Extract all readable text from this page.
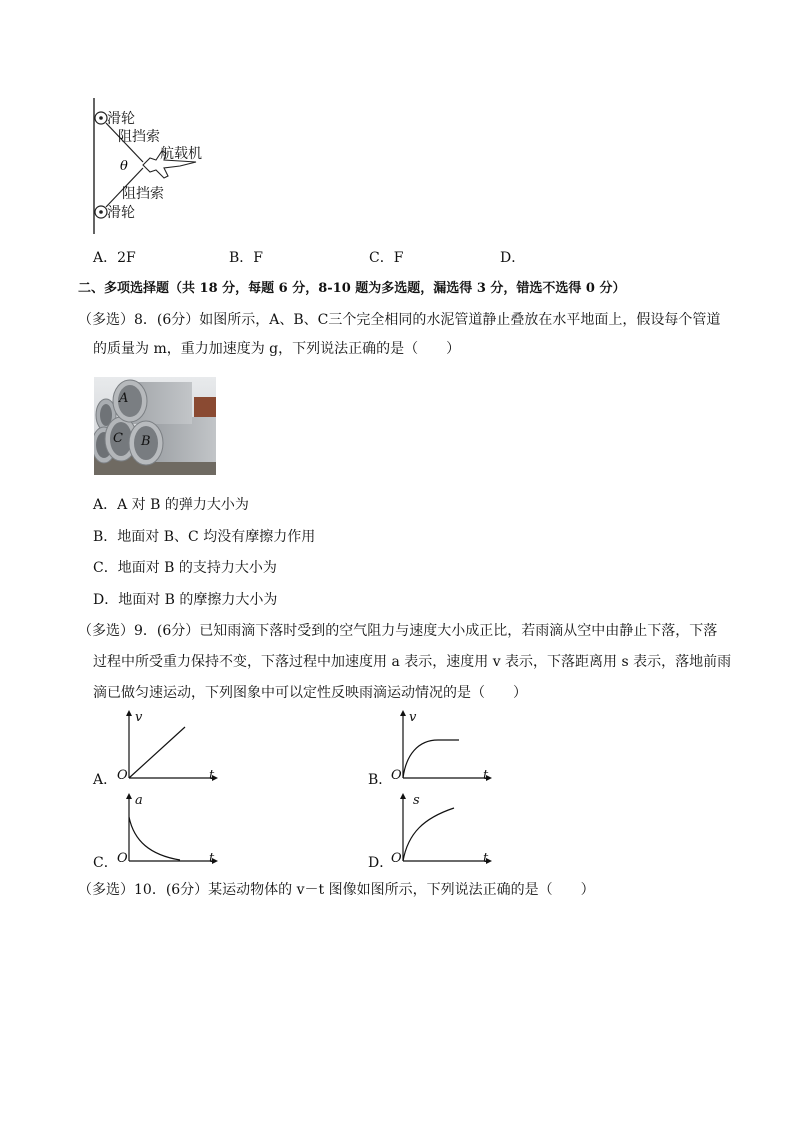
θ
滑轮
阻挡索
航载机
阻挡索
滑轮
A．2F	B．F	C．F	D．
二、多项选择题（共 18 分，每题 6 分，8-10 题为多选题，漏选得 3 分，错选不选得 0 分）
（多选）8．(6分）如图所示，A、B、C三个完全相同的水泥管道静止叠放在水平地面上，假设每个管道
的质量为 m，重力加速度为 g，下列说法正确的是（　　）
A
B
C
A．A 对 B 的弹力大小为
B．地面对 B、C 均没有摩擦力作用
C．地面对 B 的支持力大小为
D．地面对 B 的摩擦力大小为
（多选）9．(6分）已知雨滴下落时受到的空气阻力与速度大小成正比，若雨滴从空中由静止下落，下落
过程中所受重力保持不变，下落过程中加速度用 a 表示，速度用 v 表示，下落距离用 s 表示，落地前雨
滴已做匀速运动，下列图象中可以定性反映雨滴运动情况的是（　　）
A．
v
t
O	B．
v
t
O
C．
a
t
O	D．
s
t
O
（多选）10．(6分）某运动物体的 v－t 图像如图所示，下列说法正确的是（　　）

Aim
Scan the material above. Return every line containing the string "下列说法正确的是".

Result
的质量为 m，重力加速度为 g，下列说法正确的是（　　）
（多选）10．(6分）某运动物体的 v－t 图像如图所示，下列说法正确的是（　　）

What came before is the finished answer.